[GOAL]: Exclude images, then output the remaining data verbatim.

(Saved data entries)
● ● ● ● ●
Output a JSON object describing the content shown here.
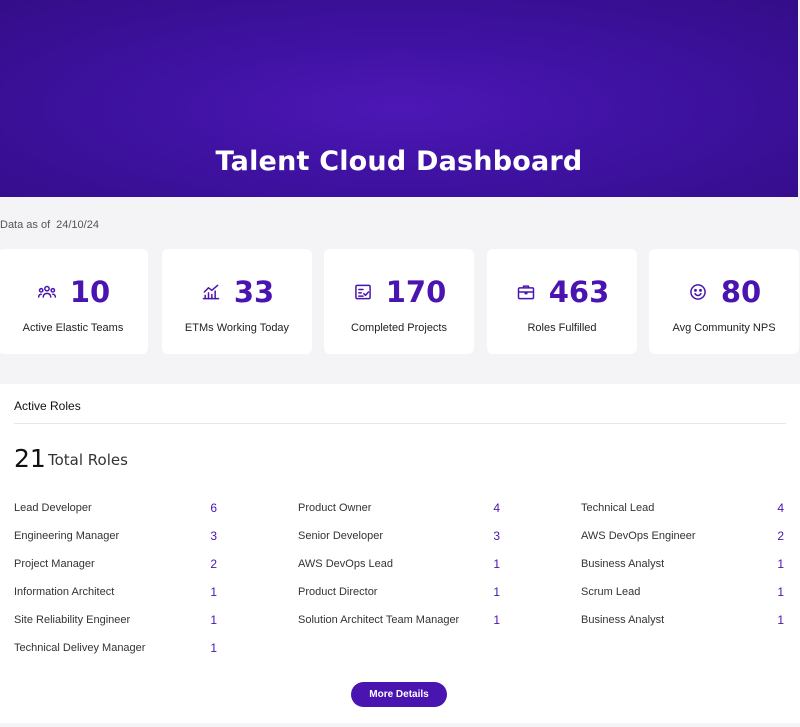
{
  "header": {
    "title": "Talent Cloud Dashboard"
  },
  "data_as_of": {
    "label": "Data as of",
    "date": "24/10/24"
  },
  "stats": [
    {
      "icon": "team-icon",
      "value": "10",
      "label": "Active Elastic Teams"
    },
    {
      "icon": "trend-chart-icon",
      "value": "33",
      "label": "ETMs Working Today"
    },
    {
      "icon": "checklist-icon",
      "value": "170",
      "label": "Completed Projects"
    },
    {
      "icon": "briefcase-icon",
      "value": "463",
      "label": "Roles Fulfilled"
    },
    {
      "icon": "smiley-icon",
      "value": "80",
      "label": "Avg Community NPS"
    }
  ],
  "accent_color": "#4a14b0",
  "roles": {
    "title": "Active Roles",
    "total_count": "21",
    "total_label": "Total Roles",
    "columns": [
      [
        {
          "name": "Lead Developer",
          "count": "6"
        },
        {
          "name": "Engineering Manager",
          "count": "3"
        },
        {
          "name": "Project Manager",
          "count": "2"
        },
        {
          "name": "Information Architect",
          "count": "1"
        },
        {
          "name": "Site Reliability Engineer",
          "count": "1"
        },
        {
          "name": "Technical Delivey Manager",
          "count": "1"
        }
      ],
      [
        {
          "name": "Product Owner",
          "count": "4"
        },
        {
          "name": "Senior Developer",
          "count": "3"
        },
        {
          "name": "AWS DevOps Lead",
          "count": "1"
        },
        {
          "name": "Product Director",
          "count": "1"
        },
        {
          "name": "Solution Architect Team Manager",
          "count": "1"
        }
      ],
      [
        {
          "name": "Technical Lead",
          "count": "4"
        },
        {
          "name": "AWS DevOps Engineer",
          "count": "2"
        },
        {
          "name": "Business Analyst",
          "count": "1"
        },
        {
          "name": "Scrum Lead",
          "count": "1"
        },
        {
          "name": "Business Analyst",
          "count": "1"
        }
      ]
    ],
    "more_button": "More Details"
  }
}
● ● ● ● ●
[WRITTEN RESPONSE]:
Output a JSON object describing the content shown here.
{
  "header": {
    "title": "Talent Cloud Dashboard"
  },
  "data_as_of": {
    "label": "Data as of",
    "date": "24/10/24"
  },
  "stats": [
    {
      "icon": "team-icon",
      "value": "10",
      "label": "Active Elastic Teams"
    },
    {
      "icon": "trend-chart-icon",
      "value": "33",
      "label": "ETMs Working Today"
    },
    {
      "icon": "checklist-icon",
      "value": "170",
      "label": "Completed Projects"
    },
    {
      "icon": "briefcase-icon",
      "value": "463",
      "label": "Roles Fulfilled"
    },
    {
      "icon": "smiley-icon",
      "value": "80",
      "label": "Avg Community NPS"
    }
  ],
  "accent_color": "#4a14b0",
  "roles": {
    "title": "Active Roles",
    "total_count": "21",
    "total_label": "Total Roles",
    "columns": [
      [
        {
          "name": "Lead Developer",
          "count": "6"
        },
        {
          "name": "Engineering Manager",
          "count": "3"
        },
        {
          "name": "Project Manager",
          "count": "2"
        },
        {
          "name": "Information Architect",
          "count": "1"
        },
        {
          "name": "Site Reliability Engineer",
          "count": "1"
        },
        {
          "name": "Technical Delivey Manager",
          "count": "1"
        }
      ],
      [
        {
          "name": "Product Owner",
          "count": "4"
        },
        {
          "name": "Senior Developer",
          "count": "3"
        },
        {
          "name": "AWS DevOps Lead",
          "count": "1"
        },
        {
          "name": "Product Director",
          "count": "1"
        },
        {
          "name": "Solution Architect Team Manager",
          "count": "1"
        }
      ],
      [
        {
          "name": "Technical Lead",
          "count": "4"
        },
        {
          "name": "AWS DevOps Engineer",
          "count": "2"
        },
        {
          "name": "Business Analyst",
          "count": "1"
        },
        {
          "name": "Scrum Lead",
          "count": "1"
        },
        {
          "name": "Business Analyst",
          "count": "1"
        }
      ]
    ],
    "more_button": "More Details"
  }
}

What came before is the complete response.